Monday, February 22, 2016


Tina Kim Gallery presents


TOMIE OHTAKE
March 2 – April 2, 2016

Opening Reception 
March 2, 6PM – 8PM




New York, NY (February 22, 2016)—Tina Kim Gallery is pleased to present a solo exhibition of work by Japanese-Brazilian artist Tomie Ohtake, a central figure in the history of Brazilian abstraction. From her first publically exhibited works in the mid-1950s until her death in 2015, Ohtake's dedicated exploration of the formal, temporal, and, arguably, spiritual aspects of color, shape, and gesture has resulted in an extraordinary deep catalogue of work that has too rarely been seen outside of Latin America. On view from March 2 – April 2, 2016, this exhibition is the artist's first in the United States in over 20 years, providing a broad view of the nuanced practice of this master of pictorial space and form.

One of the leading proponents of a painting style that privileged a gestural, informal approach, Ohtake departed from the dominant strain of concrete, geometric abstraction that was strongly associated with international movements of the earlier 20th Century in Brazil and beyond. After moving from her birthplace of Kyoto to Brazil in 1936, she became closely associated with the Seibi group, an informal network of Japanese-Brazilian artists united by an interest in abstraction. Yet she was also connected to wider groups of critics and artists, including Willys de Castro, Mário Pedrosa, Paulo Herkenhoff, and Mira Schendel among others. Her multiple affiliations and connections freed her from alignment with any one particular approach to art making and positioned her on a relatively singular artistic path.

Ohtake’s formal economy is remarkable  everything is exactly as it needed to be, no more or no less. Above all, her work is united by an inquisitive and experimental spirit that ultimately focuses on the experience of the work itself, both for the maker and for the viewer. Her paintings, even the geometrically inflected ones, always retain a fundamental interest in atmosphere and its effects. To retain a clear focus on the experience of the work in and of itself, Ohtake eschews metaphor and specific material references to such a degree that every one of her works is untitled. Her process was always evolving, but consistently deliberate, thoughtful and specific throughout her career.

To trace this evolution, Tina Kim Gallery’s exhibition includes work from an active fifty-year span of Ohtake's career, from 1956-2010. The chronology begins with compositions from the mid-1950s that demonstrate the origins of her sensitivity to color and strong formal composition that exist throughout her years of work. In her pieces from the late 1950s, we see the brushstrokes loosening and forms getting more ethereal. During this same time period, Ohtake began experimenting with "blind paintings" in which she painted blindfolded in order to free her artistic process from the strictures of vision. The resulting works are haunting and expressive, seeming to coalesce in momentary formations before becoming something else. Following this series, her work then returns to more specifically structured and geometrically focused compositions. Indeed, in the late 1960s, she begins to play with printmaking, creating bold and expressly graphic works that skillfully take advantage of the medium, clarifying new formal concerns that will translate into her paintings of the period and broaden her experimentation with color.

RECORDS SHOWN:
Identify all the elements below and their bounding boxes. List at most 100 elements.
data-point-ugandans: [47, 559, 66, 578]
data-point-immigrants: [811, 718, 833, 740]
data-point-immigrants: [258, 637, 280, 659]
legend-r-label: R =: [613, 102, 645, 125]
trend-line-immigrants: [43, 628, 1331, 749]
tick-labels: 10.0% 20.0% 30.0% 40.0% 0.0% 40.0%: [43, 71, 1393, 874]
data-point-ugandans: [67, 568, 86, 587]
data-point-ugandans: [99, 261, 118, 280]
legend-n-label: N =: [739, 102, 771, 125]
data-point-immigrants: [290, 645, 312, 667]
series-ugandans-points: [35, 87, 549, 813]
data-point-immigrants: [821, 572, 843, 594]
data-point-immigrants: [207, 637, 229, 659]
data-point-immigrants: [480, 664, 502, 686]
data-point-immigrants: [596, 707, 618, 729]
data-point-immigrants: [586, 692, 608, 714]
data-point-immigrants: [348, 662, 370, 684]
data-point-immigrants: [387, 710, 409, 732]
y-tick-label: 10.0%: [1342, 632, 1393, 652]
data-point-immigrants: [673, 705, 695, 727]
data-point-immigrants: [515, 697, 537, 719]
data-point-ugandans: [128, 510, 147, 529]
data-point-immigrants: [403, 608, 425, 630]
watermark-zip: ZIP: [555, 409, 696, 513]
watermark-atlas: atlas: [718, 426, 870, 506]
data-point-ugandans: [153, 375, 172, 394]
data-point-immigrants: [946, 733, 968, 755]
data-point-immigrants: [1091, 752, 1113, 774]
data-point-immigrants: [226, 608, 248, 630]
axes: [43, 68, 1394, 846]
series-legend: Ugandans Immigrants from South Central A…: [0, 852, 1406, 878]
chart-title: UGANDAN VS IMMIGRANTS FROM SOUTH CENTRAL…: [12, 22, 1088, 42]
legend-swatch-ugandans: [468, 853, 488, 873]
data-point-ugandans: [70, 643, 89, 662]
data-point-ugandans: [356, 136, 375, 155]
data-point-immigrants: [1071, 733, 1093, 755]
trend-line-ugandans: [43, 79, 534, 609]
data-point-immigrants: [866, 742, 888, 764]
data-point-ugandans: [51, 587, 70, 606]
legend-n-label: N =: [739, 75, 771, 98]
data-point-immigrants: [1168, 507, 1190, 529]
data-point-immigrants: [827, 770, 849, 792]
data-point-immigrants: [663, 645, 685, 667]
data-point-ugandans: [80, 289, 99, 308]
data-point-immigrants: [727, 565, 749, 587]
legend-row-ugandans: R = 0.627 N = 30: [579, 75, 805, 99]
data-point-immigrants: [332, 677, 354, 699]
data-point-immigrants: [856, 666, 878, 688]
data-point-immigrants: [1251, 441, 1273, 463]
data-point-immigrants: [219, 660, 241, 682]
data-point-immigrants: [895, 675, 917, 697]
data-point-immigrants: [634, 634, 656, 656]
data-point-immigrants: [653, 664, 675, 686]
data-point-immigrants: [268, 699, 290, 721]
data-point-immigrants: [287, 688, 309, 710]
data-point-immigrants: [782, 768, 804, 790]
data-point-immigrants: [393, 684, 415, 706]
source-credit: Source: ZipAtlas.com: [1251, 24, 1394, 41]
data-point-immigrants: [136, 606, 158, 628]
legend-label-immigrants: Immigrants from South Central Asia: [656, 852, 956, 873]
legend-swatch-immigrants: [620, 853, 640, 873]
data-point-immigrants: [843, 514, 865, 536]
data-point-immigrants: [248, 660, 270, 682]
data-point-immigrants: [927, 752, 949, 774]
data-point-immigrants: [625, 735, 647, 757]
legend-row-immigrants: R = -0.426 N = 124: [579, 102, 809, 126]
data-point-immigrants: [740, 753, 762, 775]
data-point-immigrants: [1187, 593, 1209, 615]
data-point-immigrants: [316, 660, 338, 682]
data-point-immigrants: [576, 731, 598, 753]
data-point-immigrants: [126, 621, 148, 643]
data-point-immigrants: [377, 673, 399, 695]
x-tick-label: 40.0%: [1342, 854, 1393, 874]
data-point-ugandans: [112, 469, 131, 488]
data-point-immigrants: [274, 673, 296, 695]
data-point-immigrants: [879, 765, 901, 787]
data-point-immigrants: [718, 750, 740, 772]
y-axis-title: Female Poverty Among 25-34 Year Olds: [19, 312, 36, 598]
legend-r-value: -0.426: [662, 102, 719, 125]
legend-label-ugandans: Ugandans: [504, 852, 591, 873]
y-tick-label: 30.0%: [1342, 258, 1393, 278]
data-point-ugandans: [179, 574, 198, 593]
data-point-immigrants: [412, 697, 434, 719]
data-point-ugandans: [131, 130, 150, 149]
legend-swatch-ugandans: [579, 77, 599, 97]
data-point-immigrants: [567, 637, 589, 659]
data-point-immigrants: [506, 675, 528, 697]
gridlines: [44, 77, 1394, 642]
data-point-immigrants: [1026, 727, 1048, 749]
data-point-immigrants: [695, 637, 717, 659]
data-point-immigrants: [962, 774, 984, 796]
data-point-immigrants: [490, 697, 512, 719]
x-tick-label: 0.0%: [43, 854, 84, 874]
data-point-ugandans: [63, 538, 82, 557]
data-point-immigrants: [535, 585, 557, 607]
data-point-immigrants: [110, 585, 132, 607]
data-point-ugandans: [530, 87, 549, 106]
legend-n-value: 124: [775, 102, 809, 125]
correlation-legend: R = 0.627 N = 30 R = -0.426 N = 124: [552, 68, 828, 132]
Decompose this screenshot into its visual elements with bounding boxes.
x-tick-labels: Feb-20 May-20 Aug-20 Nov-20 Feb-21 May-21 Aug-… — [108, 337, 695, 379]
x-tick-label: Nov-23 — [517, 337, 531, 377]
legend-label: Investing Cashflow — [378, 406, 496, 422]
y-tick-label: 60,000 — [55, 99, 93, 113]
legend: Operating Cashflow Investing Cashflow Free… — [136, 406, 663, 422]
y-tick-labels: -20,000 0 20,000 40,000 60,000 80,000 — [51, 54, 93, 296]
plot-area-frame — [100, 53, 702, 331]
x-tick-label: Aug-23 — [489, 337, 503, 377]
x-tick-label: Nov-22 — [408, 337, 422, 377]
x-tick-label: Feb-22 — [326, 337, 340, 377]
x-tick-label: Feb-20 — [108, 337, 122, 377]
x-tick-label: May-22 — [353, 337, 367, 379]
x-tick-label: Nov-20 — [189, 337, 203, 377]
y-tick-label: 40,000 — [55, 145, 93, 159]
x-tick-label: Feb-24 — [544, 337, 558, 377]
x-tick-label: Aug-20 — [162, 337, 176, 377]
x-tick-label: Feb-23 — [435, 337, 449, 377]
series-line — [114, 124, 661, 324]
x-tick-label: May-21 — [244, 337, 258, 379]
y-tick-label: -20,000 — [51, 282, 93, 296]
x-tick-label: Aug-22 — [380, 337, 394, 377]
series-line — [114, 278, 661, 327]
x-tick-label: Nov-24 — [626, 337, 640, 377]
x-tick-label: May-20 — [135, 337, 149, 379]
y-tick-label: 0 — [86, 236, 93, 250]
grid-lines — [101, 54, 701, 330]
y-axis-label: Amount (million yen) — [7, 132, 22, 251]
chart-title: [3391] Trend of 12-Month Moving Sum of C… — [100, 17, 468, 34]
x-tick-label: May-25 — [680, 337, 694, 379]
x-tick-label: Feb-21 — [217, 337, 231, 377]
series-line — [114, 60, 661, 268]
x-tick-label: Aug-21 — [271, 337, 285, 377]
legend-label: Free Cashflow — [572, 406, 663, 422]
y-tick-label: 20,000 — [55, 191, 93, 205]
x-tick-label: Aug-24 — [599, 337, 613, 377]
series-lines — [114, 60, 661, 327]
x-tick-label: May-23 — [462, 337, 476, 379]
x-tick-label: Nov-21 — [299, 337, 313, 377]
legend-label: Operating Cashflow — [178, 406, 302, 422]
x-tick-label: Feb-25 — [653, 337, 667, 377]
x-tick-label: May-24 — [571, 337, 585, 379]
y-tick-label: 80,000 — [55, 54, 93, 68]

PARTS OF THE EXERCISE:
A – According to the exhibition announcement, in what year did Ohtake move from Kyoto to Brazil?
B – Reproduce the records from their first line through the line containing "data-point-immigrants: [207, 637, 229, 659]", substituting "ugandan-marker" for "data-point-ugandans" and leaving everything else as it stands. Give only those lines.
The exhibition announcement and the records are independent of each other.

TASK-BY-TASK SOLUTIONS:
A – 1936

B –
Identify all the elements below and their bounding boxes. List at most 100 elements.
ugandan-marker: [47, 559, 66, 578]
data-point-immigrants: [811, 718, 833, 740]
data-point-immigrants: [258, 637, 280, 659]
legend-r-label: R =: [613, 102, 645, 125]
trend-line-immigrants: [43, 628, 1331, 749]
tick-labels: 10.0% 20.0% 30.0% 40.0% 0.0% 40.0%: [43, 71, 1393, 874]
ugandan-marker: [67, 568, 86, 587]
ugandan-marker: [99, 261, 118, 280]
legend-n-label: N =: [739, 102, 771, 125]
data-point-immigrants: [290, 645, 312, 667]
series-ugandans-points: [35, 87, 549, 813]
data-point-immigrants: [821, 572, 843, 594]
data-point-immigrants: [207, 637, 229, 659]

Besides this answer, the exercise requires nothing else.